▶ _TÂCHE_
Pouvez-vous reprendre l'article sur les malades du CHR de Dapaong là où il s'arrête, en enchaînant après sa dernière phrase ?

▶ _TEXTE D'EXERCICE_

● ● ● ● ● ● ●

Les deux villes présentent la particularité d’être les derniers points de l’arrière-pays sur la nationale N°1 pour atteindre le Burkina. Route commerciale et partant beaucoup de rencontres.
Mais derrière la nouvelle surprenante et inquiétante des 6 cas dans une région dévastée, il y a un grand scandale médical. Exactement la même chose qui s’est produite en avril au CHU Sylvanus Olympio de Lomé entre le 10 et le 14 avril.
De quoi s’agit-il ? Les 4 cas ont été reçus au CHR de Dapaong pendant huit jours. Ils présentaient des maladies d’ordre respiratoire. Et pendant les huit jours, les patients n’ont rencontré aucun médecin.
Or, il s’agit manifestement de cas de malades présentant les symptômes du nouveau coronavirus. Les malades sont admis en salle commune tandis que les trois enfants sont en pédiatrie. Pendant huit jours. C’est aux termes des huit jours, avec finalement le décès de deux enfants que les patients ont été pris en charge et testés. Les malades ont eu le temps de mettre en danger à la fois le personnel soignant et les autres malades.
Selon un médecin proche du CHR, des membres du personnel soignant ont été mis en isolement ainsi que des malades et les proches des patients admis en salle commune.

● ● ● ● ● ● ●

▶ _CONTENU PRÉSENTÉ_
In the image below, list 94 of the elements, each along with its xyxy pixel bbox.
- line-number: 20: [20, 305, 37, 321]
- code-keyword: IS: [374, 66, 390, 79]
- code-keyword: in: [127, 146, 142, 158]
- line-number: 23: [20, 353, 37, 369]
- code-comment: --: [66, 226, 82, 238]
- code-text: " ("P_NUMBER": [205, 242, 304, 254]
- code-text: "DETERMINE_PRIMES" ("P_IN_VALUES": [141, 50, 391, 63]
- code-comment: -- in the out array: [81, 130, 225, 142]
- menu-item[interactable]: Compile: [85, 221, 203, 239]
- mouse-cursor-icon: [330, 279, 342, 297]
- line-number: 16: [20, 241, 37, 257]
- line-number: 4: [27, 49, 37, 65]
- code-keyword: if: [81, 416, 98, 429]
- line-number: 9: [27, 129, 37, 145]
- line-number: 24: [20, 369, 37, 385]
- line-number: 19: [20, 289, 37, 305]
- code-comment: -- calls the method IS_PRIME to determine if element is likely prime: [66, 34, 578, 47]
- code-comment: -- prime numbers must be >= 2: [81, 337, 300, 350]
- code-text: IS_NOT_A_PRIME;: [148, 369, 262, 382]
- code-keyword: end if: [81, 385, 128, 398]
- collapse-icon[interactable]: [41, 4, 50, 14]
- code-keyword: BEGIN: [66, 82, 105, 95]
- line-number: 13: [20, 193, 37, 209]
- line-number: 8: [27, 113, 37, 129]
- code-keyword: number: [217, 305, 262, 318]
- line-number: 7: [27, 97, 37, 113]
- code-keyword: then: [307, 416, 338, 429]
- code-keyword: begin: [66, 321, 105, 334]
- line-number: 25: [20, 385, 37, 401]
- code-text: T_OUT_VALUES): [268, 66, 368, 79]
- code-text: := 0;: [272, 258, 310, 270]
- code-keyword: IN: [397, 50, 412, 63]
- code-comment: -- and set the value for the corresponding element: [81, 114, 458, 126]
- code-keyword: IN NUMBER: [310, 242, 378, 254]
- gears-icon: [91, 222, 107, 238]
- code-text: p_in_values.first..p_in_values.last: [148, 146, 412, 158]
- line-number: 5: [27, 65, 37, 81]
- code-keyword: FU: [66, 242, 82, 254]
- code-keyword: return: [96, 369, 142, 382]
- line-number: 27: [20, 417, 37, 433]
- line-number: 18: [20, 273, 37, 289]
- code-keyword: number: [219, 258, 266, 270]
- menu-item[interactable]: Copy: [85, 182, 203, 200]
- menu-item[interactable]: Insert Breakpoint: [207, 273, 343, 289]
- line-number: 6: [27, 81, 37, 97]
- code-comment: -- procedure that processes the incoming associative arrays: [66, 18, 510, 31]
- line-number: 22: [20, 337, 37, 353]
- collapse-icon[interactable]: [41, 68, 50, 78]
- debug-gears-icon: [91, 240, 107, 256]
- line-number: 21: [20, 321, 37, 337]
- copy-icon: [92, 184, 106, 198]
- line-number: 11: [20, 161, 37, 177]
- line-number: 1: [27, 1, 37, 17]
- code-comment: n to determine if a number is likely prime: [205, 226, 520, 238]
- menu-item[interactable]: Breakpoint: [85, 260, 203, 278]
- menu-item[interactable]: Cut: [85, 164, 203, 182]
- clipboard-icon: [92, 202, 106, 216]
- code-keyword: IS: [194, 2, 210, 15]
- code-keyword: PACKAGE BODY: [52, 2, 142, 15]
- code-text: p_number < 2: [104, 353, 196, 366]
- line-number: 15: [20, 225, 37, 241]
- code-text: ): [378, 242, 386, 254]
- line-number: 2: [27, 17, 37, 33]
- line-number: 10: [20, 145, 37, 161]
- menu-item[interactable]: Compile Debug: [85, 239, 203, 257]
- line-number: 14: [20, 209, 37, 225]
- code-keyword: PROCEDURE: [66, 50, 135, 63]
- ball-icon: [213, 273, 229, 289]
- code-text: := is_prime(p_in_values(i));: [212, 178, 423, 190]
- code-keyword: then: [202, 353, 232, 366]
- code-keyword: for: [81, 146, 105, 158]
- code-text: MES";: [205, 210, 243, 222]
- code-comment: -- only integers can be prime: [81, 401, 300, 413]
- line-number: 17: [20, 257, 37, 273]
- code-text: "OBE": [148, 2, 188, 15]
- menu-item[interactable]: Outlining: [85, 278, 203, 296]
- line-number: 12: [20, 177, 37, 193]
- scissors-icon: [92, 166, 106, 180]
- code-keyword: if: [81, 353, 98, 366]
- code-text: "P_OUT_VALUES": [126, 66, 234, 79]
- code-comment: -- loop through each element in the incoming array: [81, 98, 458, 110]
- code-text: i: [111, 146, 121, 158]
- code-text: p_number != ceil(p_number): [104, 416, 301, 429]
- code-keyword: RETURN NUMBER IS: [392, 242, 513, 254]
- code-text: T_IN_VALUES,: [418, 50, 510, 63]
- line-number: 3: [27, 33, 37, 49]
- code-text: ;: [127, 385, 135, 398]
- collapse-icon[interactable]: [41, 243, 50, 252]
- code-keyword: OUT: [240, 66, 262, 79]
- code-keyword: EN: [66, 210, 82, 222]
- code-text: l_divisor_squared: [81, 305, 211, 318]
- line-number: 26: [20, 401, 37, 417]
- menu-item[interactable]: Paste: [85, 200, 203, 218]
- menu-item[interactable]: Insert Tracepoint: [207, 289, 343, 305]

● ● ● ● ● ● ●

▶ _RÉPONSE RÉDIGÉE_
Un cas similaire s’est produit au CHU Sylvanus Olympio de Lomé le 10 avril dernier. Deux patientes se sont présentées au CHU S.0 le vendredi 10 avril et n’ont été prises en charge que mardi 14 avril. Elles décéderont le 15 avril lors de leur transfert au CHR de Lomé Commune, centre dédié au traitement du Covid. Plus de 15 membres du personnel soignant ont été mis en isolement sans compter les patients qui ont été dans la même salle.
Adopter une stratégie de test systématique, dit un médecin du CHU
Après le scandale du CHU S.O, le colonel Djibril, coordonnateur national de la lutte contre Covid-19 et le directeur du CHU S.0 ont annoncé de nouvelles mesures pour éviter à l’avenir de telles fautes médicales.
Cependant, le constat est là : aucune mesure n’est prise et aucun protocole cohérent quant à la mise à jour de la prise en charge des patients présentant des pathologies d’ordre respiratoire en pleine crise de covid-19. Plus grave, les structures sanitaires ne sont pas dotés des moyens conséquents pour faire face à l’urgence sanitaire.
Le professeur Ihou Wateba, qui pilote la lutte au niveau du système hospitalier, se contente de faire des grandes déclarations et des coupes claires dans le personnel soignant.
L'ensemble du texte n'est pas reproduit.